▶ _Instruction_: Copy out all of the data exactly as it appears.

▶ _Recorded information_:
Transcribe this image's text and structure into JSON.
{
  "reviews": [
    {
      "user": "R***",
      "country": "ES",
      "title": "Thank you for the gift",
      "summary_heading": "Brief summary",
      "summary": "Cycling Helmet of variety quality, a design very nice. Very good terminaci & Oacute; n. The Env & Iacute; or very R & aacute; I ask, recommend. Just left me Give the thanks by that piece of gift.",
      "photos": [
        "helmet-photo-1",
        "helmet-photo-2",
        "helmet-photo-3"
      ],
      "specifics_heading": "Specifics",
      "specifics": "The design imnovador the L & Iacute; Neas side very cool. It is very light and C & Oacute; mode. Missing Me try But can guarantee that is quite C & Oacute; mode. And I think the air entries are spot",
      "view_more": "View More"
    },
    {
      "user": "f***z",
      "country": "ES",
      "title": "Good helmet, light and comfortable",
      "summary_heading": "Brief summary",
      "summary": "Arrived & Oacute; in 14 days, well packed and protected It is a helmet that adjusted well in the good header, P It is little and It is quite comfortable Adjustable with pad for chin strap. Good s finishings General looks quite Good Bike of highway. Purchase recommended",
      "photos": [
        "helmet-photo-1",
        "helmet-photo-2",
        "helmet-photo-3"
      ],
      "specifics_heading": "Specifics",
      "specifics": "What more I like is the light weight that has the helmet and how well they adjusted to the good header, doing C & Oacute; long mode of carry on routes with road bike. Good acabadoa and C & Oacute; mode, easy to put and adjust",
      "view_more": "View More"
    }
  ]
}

▶ _Correct answer_:
Transcribe this image's text and structure into JSON.
{
  "reviews": [
    {
      "user": "R***",
      "country": "ES",
      "title": "Thank you for the gift",
      "summary_heading": "Brief summary",
      "summary": "Cycling Helmet of variety quality, a design very nice. Very good terminaci & Oacute; n. The Env & Iacute; or very R & aacute; I ask, recommend. Just left me Give the thanks by that piece of gift.",
      "photos": [
        "helmet-photo-1",
        "helmet-photo-2",
        "helmet-photo-3"
      ],
      "specifics_heading": "Specifics",
      "specifics": "The design imnovador the L & Iacute; Neas side very cool. It is very light and C & Oacute; mode. Missing Me try But can guarantee that is quite C & Oacute; mode. And I think the air entries are spot",
      "view_more": "View More"
    },
    {
      "user": "f***z",
      "country": "ES",
      "title": "Good helmet, light and comfortable",
      "summary_heading": "Brief summary",
      "summary": "Arrived & Oacute; in 14 days, well packed and protected It is a helmet that adjusted well in the good header, P It is little and It is quite comfortable Adjustable with pad for chin strap. Good s finishings General looks quite Good Bike of highway. Purchase recommended",
      "photos": [
        "helmet-photo-1",
        "helmet-photo-2",
        "helmet-photo-3"
      ],
      "specifics_heading": "Specifics",
      "specifics": "What more I like is the light weight that has the helmet and how well they adjusted to the good header, doing C & Oacute; long mode of carry on routes with road bike. Good acabadoa and C & Oacute; mode, easy to put and adjust",
      "view_more": "View More"
    }
  ]
}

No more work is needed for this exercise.